* _Exercise material_:
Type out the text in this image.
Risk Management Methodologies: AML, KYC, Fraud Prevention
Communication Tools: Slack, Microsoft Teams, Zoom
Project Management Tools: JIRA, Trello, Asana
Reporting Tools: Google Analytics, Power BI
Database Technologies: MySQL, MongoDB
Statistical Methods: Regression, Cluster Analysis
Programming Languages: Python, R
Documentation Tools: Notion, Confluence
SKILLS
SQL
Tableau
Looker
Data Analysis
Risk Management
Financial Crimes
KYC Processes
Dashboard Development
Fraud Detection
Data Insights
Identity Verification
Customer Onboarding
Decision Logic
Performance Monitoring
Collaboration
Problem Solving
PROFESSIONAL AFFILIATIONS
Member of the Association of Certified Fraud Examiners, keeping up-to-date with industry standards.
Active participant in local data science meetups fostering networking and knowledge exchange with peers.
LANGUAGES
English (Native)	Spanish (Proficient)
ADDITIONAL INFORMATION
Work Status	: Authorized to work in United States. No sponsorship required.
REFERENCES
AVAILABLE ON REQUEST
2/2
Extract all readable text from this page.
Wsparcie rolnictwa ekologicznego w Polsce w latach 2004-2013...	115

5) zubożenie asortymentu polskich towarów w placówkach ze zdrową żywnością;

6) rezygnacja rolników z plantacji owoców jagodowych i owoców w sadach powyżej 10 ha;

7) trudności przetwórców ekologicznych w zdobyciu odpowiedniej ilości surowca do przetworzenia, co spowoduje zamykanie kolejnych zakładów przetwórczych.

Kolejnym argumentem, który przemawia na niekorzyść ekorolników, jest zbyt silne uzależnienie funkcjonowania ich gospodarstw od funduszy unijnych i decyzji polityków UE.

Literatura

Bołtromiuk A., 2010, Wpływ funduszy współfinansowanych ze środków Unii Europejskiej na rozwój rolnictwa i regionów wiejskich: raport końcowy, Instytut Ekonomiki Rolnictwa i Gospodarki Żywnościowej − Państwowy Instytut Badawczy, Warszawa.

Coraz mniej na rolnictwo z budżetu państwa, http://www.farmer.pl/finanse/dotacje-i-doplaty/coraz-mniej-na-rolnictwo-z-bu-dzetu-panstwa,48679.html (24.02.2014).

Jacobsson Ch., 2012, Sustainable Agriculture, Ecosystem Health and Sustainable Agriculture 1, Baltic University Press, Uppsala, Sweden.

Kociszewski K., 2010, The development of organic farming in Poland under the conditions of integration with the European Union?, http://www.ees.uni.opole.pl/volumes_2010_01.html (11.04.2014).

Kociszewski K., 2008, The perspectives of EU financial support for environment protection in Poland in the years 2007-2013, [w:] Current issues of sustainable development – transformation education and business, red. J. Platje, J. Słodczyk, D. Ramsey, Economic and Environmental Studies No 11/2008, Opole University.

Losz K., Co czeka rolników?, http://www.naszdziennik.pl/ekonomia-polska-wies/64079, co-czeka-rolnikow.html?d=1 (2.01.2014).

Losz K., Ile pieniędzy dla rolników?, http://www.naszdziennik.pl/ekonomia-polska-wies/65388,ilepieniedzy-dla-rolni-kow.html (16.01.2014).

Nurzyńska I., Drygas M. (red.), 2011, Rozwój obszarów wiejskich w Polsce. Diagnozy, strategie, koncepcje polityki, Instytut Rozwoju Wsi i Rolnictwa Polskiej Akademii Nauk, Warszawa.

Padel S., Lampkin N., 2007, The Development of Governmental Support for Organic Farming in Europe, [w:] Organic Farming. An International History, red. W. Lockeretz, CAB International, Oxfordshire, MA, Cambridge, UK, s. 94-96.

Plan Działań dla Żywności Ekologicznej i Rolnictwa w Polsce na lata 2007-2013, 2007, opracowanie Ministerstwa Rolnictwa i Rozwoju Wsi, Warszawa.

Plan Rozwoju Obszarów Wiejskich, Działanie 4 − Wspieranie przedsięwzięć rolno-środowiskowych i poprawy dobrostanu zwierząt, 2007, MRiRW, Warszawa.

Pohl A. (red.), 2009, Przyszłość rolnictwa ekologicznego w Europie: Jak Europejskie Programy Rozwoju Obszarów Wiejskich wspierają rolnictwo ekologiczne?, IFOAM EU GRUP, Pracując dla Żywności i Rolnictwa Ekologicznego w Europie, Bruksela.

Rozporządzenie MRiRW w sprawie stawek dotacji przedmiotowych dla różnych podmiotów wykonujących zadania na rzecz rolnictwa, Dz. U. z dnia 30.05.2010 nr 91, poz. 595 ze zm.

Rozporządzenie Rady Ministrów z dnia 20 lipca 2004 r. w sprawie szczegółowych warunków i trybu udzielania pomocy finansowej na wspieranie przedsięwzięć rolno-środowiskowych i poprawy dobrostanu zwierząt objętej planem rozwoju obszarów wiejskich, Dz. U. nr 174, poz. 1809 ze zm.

* _Given instruction_:
All lines of the data above that include the word "naszdziennik" must be shown.

* _Final answer_:
Losz K., Co czeka rolników?, http://www.naszdziennik.pl/ekonomia-polska-wies/64079, co-czeka-rolnikow.html?d=1 (2.01.2014).
Losz K., Ile pieniędzy dla rolników?, http://www.naszdziennik.pl/ekonomia-polska-wies/65388,ilepieniedzy-dla-rolni-kow.html (16.01.2014).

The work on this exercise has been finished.